### Set task
All of the data that follows should be retyped exactly, please, except the pictures.

(Dataset listings of figures)

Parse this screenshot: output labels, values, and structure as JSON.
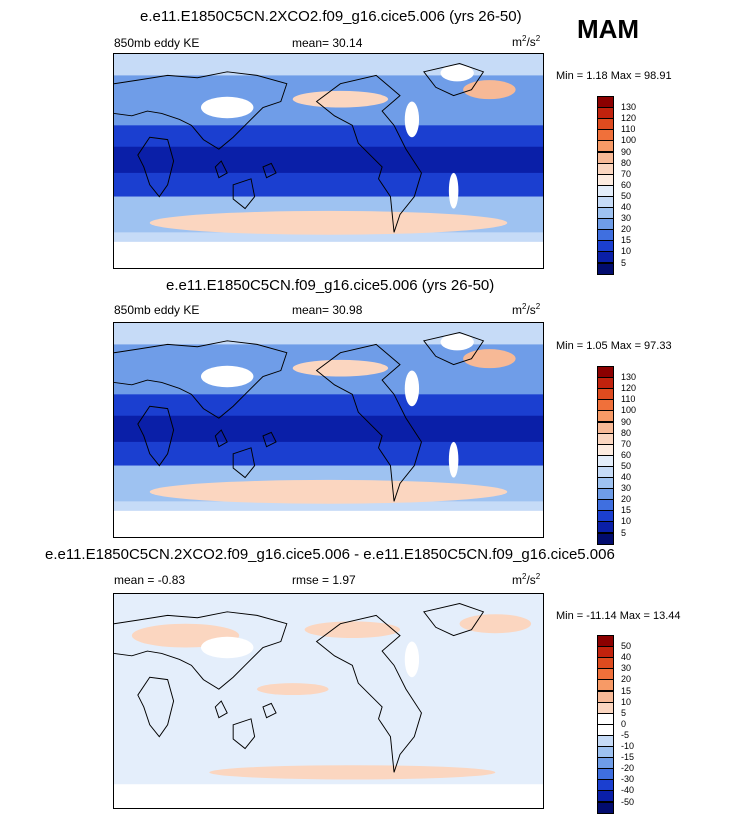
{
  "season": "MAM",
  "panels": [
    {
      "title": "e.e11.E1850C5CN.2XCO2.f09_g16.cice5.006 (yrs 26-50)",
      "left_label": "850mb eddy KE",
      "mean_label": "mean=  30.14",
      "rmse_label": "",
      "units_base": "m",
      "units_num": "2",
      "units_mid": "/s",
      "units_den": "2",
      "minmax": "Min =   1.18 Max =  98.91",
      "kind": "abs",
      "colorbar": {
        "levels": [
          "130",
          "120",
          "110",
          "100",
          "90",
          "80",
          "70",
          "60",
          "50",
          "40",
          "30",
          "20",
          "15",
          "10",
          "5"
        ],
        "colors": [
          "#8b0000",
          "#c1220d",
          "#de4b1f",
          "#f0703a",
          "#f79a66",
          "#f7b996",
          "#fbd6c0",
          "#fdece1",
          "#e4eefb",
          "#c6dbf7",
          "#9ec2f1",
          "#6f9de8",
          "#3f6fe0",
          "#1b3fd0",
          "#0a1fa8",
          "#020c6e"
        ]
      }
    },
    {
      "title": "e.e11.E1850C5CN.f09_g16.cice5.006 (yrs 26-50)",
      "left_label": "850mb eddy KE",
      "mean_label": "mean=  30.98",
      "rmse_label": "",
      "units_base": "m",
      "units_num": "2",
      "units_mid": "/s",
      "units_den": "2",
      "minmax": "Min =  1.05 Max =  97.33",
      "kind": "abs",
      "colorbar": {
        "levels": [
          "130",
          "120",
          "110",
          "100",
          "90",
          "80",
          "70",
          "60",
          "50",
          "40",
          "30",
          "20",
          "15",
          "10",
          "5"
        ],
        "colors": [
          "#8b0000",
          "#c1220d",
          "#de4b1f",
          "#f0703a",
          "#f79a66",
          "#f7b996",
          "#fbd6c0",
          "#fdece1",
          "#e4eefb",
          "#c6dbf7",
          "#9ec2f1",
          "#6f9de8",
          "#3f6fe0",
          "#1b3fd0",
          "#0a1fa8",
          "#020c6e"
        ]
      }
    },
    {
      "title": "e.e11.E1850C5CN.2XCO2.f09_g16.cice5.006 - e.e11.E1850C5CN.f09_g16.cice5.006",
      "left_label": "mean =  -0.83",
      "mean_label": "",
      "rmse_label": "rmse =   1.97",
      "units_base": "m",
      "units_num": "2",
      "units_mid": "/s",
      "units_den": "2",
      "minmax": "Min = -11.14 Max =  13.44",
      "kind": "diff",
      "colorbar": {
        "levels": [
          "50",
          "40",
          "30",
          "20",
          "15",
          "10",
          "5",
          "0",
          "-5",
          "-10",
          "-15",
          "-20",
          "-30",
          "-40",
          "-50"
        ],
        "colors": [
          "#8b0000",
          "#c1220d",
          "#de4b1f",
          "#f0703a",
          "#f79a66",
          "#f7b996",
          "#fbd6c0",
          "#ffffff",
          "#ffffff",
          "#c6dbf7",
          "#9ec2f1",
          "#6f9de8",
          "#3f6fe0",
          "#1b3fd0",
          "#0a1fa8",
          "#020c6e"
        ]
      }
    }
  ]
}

### Correct response
Parse this screenshot: output labels, values, and structure as JSON.
{
  "season": "MAM",
  "panels": [
    {
      "title": "e.e11.E1850C5CN.2XCO2.f09_g16.cice5.006 (yrs 26-50)",
      "left_label": "850mb eddy KE",
      "mean_label": "mean=  30.14",
      "rmse_label": "",
      "units_base": "m",
      "units_num": "2",
      "units_mid": "/s",
      "units_den": "2",
      "minmax": "Min =   1.18 Max =  98.91",
      "kind": "abs",
      "colorbar": {
        "levels": [
          "130",
          "120",
          "110",
          "100",
          "90",
          "80",
          "70",
          "60",
          "50",
          "40",
          "30",
          "20",
          "15",
          "10",
          "5"
        ],
        "colors": [
          "#8b0000",
          "#c1220d",
          "#de4b1f",
          "#f0703a",
          "#f79a66",
          "#f7b996",
          "#fbd6c0",
          "#fdece1",
          "#e4eefb",
          "#c6dbf7",
          "#9ec2f1",
          "#6f9de8",
          "#3f6fe0",
          "#1b3fd0",
          "#0a1fa8",
          "#020c6e"
        ]
      }
    },
    {
      "title": "e.e11.E1850C5CN.f09_g16.cice5.006 (yrs 26-50)",
      "left_label": "850mb eddy KE",
      "mean_label": "mean=  30.98",
      "rmse_label": "",
      "units_base": "m",
      "units_num": "2",
      "units_mid": "/s",
      "units_den": "2",
      "minmax": "Min =  1.05 Max =  97.33",
      "kind": "abs",
      "colorbar": {
        "levels": [
          "130",
          "120",
          "110",
          "100",
          "90",
          "80",
          "70",
          "60",
          "50",
          "40",
          "30",
          "20",
          "15",
          "10",
          "5"
        ],
        "colors": [
          "#8b0000",
          "#c1220d",
          "#de4b1f",
          "#f0703a",
          "#f79a66",
          "#f7b996",
          "#fbd6c0",
          "#fdece1",
          "#e4eefb",
          "#c6dbf7",
          "#9ec2f1",
          "#6f9de8",
          "#3f6fe0",
          "#1b3fd0",
          "#0a1fa8",
          "#020c6e"
        ]
      }
    },
    {
      "title": "e.e11.E1850C5CN.2XCO2.f09_g16.cice5.006 - e.e11.E1850C5CN.f09_g16.cice5.006",
      "left_label": "mean =  -0.83",
      "mean_label": "",
      "rmse_label": "rmse =   1.97",
      "units_base": "m",
      "units_num": "2",
      "units_mid": "/s",
      "units_den": "2",
      "minmax": "Min = -11.14 Max =  13.44",
      "kind": "diff",
      "colorbar": {
        "levels": [
          "50",
          "40",
          "30",
          "20",
          "15",
          "10",
          "5",
          "0",
          "-5",
          "-10",
          "-15",
          "-20",
          "-30",
          "-40",
          "-50"
        ],
        "colors": [
          "#8b0000",
          "#c1220d",
          "#de4b1f",
          "#f0703a",
          "#f79a66",
          "#f7b996",
          "#fbd6c0",
          "#ffffff",
          "#ffffff",
          "#c6dbf7",
          "#9ec2f1",
          "#6f9de8",
          "#3f6fe0",
          "#1b3fd0",
          "#0a1fa8",
          "#020c6e"
        ]
      }
    }
  ]
}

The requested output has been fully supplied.